- [Task goal]: All lines in which the word "flere" occurs are to be extracted.

---------- Listed entries ----------

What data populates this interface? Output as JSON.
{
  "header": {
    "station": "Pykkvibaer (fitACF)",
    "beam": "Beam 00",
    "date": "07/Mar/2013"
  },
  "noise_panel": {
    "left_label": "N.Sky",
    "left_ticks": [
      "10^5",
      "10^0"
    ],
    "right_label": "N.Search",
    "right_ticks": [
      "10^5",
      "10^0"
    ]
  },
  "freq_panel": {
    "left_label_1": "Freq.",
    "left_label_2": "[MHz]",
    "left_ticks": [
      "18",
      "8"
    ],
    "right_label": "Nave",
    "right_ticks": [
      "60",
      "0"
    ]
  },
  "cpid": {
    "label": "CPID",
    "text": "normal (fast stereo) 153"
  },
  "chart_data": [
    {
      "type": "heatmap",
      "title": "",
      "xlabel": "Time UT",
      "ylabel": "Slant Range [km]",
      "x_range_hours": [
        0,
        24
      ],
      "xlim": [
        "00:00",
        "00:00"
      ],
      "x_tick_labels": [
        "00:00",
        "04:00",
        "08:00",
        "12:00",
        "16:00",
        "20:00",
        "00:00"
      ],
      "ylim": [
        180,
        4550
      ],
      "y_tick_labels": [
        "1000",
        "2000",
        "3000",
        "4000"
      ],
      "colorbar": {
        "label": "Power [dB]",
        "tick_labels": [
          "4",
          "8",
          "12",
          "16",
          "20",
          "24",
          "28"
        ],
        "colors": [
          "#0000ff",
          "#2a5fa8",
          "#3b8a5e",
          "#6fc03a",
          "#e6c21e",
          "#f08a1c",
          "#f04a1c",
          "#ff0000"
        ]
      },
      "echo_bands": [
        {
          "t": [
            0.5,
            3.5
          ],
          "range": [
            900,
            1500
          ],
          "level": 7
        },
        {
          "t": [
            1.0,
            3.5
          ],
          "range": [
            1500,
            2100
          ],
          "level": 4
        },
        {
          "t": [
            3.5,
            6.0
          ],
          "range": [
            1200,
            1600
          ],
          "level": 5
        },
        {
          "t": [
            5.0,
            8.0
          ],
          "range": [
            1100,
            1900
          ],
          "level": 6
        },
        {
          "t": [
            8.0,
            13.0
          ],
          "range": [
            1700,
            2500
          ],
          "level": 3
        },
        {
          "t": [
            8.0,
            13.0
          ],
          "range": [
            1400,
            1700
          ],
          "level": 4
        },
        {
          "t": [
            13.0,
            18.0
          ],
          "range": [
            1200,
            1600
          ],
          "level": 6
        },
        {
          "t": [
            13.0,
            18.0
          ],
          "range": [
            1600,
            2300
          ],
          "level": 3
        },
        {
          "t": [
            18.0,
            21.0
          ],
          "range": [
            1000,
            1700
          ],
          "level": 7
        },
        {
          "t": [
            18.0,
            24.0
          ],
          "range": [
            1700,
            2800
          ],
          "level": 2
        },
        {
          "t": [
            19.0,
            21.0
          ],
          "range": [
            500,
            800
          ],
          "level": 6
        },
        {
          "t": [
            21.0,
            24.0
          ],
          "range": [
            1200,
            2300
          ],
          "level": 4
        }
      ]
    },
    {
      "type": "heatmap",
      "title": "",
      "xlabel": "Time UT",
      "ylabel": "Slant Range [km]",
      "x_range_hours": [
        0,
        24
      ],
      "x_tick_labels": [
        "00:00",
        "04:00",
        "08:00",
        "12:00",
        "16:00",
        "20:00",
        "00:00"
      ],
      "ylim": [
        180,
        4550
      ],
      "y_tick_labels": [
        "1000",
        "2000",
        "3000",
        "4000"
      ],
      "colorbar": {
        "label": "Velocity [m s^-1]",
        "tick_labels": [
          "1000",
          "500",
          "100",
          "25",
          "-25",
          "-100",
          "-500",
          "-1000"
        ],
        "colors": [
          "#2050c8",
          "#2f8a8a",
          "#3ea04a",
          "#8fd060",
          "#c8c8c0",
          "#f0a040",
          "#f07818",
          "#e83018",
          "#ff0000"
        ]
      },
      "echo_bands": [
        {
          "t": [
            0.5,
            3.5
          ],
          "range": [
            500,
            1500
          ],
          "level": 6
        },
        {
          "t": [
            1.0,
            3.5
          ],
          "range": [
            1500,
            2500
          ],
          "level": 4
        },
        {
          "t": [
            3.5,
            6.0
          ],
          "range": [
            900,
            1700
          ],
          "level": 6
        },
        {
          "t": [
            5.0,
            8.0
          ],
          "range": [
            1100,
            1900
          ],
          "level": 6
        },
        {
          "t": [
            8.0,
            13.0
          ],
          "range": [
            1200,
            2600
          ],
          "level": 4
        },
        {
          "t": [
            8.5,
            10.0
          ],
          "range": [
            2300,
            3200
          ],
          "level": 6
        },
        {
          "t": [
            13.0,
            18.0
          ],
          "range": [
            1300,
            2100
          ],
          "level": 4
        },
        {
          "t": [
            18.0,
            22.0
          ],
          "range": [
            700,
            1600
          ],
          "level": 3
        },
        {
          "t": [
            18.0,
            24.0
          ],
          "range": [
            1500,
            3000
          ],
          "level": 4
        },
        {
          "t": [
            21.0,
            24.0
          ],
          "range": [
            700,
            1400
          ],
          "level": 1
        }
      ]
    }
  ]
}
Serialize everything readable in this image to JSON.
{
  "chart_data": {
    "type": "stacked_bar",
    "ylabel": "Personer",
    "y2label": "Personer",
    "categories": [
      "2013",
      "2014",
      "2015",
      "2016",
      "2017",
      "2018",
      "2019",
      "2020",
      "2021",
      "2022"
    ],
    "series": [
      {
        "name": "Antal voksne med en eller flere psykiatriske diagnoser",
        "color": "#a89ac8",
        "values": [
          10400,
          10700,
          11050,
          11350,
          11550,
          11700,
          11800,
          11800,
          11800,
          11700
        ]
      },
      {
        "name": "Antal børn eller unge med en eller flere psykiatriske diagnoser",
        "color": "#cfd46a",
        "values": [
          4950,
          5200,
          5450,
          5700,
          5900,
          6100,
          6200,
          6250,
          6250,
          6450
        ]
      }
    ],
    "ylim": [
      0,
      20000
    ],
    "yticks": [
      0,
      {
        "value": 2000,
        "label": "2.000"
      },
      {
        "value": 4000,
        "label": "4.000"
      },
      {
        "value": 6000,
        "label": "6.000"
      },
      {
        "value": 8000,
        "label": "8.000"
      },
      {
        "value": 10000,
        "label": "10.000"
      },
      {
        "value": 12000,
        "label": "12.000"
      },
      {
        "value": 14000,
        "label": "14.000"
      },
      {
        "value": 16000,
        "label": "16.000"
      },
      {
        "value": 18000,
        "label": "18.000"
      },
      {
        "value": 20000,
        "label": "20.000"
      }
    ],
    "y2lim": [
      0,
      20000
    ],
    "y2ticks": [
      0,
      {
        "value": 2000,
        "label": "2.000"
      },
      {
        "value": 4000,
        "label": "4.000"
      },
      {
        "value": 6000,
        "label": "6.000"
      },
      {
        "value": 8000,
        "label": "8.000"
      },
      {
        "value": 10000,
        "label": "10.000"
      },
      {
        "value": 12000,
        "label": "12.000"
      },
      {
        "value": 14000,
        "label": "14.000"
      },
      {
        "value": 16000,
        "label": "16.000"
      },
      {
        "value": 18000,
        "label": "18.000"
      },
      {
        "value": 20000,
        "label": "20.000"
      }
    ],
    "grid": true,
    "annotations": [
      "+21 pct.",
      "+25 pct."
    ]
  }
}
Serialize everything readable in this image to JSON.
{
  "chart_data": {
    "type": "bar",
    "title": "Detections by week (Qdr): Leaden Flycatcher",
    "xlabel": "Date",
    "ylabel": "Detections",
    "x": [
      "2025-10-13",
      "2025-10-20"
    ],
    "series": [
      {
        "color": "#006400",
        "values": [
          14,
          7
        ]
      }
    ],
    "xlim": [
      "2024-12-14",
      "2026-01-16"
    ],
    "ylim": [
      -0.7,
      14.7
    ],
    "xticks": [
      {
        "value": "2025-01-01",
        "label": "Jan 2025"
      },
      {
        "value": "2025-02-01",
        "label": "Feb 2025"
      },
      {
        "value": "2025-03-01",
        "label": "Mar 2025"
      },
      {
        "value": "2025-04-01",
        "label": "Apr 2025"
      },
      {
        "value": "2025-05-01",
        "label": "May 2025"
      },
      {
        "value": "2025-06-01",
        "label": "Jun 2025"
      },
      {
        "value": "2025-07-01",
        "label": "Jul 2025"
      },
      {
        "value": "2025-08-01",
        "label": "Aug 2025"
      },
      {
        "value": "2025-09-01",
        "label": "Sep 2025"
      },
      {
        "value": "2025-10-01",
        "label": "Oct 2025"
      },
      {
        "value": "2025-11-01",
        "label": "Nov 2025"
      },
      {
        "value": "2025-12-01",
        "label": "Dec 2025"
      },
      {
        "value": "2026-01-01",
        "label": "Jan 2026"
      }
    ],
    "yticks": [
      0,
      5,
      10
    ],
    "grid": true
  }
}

----------

- [Correct answer]:
        "name": "Antal voksne med en eller flere psykiatriske diagnoser",
        "name": "Antal børn eller unge med en eller flere psykiatriske diagnoser",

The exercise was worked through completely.